*Data excerpts*.
=======

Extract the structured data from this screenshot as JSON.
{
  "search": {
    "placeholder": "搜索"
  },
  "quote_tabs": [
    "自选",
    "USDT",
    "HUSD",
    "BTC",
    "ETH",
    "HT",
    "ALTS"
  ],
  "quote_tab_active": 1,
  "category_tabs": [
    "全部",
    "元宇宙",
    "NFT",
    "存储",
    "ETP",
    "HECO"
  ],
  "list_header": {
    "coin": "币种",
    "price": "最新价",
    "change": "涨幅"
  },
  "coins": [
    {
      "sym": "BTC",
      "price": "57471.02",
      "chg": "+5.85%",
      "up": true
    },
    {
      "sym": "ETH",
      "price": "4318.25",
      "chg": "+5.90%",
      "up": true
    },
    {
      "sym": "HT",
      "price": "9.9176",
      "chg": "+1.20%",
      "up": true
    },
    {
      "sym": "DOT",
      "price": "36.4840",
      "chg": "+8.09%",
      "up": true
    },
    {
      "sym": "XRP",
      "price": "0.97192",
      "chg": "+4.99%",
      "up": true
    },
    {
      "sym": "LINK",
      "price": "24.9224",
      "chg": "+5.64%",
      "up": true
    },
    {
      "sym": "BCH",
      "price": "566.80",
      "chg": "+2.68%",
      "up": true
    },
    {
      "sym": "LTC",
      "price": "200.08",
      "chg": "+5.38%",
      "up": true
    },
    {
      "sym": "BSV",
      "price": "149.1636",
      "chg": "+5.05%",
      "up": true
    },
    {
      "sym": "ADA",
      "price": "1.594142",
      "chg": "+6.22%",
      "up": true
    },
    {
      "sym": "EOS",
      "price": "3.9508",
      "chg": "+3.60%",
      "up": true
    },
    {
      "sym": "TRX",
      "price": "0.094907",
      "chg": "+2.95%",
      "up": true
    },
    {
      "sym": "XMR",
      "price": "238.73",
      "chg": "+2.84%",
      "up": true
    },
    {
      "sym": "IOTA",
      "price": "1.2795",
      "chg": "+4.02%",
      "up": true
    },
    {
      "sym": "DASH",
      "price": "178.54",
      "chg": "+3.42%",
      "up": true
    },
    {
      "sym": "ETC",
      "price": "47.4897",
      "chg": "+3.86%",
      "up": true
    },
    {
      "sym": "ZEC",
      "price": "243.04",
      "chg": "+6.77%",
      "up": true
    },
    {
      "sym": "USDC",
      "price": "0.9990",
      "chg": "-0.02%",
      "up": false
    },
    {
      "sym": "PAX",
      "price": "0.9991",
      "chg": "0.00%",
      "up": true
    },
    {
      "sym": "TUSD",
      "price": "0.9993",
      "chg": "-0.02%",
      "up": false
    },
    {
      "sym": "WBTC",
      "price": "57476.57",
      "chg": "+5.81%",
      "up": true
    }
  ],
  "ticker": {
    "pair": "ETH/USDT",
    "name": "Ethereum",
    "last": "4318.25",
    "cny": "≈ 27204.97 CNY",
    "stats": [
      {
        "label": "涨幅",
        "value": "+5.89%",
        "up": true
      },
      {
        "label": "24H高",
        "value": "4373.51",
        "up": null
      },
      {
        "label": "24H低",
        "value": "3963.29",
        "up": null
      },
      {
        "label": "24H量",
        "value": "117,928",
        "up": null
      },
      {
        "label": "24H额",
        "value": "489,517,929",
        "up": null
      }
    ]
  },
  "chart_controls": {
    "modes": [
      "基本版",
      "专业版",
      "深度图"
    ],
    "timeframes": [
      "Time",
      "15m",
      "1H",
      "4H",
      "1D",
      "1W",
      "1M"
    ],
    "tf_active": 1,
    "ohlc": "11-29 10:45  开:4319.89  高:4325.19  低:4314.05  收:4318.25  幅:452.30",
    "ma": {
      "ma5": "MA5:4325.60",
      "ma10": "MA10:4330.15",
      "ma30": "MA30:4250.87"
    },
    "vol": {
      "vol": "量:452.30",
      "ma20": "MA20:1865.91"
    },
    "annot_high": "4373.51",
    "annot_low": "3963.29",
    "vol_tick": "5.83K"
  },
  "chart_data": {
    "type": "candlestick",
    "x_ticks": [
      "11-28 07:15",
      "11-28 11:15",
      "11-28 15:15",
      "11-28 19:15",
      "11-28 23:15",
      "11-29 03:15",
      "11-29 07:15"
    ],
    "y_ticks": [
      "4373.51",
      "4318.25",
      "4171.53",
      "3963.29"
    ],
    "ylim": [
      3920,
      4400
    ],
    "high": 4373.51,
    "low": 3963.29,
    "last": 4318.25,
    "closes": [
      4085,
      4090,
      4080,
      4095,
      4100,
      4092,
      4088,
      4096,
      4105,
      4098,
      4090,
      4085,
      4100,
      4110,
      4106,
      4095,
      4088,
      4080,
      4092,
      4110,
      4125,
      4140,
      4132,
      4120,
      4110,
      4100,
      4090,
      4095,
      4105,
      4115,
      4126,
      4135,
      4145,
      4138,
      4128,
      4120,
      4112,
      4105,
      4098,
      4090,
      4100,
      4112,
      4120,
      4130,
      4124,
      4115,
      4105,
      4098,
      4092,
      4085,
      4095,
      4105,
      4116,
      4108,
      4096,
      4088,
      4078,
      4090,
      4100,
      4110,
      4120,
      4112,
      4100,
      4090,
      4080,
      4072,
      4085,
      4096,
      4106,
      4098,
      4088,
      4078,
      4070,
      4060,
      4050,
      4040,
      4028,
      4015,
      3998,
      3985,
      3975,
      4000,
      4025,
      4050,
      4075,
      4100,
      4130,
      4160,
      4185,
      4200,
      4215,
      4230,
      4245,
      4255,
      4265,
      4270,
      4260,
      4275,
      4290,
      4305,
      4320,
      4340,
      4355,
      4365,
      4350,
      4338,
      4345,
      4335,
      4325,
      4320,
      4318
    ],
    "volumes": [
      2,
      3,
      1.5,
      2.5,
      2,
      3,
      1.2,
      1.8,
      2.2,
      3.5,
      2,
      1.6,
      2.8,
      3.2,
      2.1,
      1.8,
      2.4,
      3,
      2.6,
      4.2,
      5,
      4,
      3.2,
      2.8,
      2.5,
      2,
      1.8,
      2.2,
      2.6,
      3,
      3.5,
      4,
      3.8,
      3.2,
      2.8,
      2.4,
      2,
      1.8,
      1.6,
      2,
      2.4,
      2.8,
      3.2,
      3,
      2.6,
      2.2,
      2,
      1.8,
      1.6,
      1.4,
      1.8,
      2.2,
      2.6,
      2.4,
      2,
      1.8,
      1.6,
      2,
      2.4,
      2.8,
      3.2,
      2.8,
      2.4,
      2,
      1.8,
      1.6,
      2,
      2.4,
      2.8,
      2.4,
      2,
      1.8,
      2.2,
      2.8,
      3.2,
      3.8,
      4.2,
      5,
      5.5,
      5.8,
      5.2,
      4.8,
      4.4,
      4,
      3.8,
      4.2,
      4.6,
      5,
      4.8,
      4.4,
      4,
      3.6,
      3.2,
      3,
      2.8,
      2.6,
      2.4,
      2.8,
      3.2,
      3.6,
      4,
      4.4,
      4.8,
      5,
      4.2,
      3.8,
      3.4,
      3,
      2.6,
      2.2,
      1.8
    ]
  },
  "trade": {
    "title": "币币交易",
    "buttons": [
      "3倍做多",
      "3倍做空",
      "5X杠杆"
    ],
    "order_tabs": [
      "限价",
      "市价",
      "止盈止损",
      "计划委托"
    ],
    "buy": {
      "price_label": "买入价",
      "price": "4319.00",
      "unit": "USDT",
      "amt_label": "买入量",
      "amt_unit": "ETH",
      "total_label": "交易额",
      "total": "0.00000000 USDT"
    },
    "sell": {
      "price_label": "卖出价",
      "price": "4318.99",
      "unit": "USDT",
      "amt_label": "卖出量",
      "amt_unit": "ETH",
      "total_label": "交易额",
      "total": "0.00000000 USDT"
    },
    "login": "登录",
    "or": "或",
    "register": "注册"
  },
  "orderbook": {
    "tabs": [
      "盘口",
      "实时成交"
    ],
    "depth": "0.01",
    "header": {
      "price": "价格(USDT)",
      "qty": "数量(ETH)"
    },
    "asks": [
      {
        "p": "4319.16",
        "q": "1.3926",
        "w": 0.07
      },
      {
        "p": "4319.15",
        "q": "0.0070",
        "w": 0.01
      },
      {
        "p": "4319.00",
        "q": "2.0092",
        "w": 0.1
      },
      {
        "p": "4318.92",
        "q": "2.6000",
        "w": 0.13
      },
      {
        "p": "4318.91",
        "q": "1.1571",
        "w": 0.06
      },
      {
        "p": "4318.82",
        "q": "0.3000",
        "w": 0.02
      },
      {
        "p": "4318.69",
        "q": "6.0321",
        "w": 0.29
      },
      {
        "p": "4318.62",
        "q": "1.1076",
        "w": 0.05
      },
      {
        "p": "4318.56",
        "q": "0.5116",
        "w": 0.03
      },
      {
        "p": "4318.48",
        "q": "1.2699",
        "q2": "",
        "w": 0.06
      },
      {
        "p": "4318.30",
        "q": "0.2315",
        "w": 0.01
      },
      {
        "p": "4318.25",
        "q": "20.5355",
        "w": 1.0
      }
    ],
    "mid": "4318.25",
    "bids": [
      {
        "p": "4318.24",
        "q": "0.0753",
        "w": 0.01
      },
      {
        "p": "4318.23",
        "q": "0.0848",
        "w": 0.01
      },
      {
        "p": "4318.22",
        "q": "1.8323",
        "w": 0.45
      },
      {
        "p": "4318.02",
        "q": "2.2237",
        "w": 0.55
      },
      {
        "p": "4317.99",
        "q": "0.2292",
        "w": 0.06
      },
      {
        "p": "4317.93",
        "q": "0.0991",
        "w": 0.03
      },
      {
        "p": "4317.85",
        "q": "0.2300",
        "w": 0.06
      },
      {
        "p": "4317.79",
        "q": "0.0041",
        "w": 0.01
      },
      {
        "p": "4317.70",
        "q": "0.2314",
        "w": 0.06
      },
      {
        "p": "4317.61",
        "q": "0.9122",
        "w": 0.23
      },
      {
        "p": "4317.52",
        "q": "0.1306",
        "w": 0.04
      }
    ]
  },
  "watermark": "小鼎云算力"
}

=======

*Task statement*. In the records above, collect each line with "USDT".

*Expected output*.
    "USDT",
    "pair": "ETH/USDT",
      "unit": "USDT",
      "total": "0.00000000 USDT"
      "unit": "USDT",
      "total": "0.00000000 USDT"
      "price": "价格(USDT)",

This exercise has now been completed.